___ ENTRIES SUPPLIED ___

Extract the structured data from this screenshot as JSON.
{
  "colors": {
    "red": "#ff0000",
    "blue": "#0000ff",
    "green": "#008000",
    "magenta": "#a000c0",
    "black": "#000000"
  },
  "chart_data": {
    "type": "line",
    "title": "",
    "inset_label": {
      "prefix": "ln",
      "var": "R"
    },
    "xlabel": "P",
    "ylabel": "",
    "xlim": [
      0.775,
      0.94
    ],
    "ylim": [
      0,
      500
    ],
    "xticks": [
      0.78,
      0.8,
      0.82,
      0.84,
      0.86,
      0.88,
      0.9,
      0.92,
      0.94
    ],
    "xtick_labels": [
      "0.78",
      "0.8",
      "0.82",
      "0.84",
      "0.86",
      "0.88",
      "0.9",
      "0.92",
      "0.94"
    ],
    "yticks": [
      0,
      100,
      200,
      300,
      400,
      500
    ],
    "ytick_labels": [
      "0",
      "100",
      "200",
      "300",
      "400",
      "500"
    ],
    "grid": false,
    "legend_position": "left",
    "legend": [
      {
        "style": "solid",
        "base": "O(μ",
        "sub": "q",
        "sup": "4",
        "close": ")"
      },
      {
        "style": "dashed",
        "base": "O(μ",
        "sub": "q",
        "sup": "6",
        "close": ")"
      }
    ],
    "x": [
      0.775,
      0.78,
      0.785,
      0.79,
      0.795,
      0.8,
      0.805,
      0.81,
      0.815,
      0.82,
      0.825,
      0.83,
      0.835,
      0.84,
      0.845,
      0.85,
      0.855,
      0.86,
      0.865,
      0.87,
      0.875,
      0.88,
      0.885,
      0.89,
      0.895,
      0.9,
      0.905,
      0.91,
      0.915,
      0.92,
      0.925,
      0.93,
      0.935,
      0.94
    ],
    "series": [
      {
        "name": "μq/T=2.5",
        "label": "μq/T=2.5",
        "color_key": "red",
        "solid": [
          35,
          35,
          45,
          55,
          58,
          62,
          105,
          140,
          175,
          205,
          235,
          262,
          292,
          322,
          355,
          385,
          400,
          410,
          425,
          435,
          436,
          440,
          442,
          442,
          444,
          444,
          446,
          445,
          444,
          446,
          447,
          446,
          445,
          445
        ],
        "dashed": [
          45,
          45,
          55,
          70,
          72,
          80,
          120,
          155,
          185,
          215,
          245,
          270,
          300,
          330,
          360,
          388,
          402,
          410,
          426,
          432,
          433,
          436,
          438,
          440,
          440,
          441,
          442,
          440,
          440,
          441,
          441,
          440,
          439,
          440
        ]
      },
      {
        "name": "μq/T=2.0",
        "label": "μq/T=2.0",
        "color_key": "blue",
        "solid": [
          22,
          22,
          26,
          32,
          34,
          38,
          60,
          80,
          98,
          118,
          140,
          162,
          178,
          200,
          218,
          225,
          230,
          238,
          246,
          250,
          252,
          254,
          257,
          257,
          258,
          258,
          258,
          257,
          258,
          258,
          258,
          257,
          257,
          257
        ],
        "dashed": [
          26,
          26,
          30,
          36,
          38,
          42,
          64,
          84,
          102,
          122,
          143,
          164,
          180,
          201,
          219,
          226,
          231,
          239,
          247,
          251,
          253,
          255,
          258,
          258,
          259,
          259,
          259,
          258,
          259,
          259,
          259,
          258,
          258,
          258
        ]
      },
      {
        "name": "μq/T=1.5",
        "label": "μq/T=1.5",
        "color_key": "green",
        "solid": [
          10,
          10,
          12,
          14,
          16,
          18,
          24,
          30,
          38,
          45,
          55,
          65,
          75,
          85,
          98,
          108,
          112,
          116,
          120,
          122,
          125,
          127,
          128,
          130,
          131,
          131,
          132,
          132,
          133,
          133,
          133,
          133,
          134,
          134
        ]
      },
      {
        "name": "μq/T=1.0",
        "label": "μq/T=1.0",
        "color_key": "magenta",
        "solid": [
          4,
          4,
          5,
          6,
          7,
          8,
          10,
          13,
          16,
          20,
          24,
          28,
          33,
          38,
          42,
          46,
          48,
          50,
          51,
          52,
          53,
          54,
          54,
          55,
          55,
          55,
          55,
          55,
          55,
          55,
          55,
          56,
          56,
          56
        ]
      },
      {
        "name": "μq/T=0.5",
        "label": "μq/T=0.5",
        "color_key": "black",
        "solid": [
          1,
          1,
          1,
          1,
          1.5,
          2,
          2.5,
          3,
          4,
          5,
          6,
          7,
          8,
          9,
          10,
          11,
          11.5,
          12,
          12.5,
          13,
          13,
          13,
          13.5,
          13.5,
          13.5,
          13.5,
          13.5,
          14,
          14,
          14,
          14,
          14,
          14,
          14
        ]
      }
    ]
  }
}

___

* **WHAT YOU SHOULD DO**:
Pick out every line above that contains the word "name" and copy it.

* **ANSWER TO THIS EXERCISE**:
        "name": "μq/T=2.5",
        "name": "μq/T=2.0",
        "name": "μq/T=1.5",
        "name": "μq/T=1.0",
        "name": "μq/T=0.5",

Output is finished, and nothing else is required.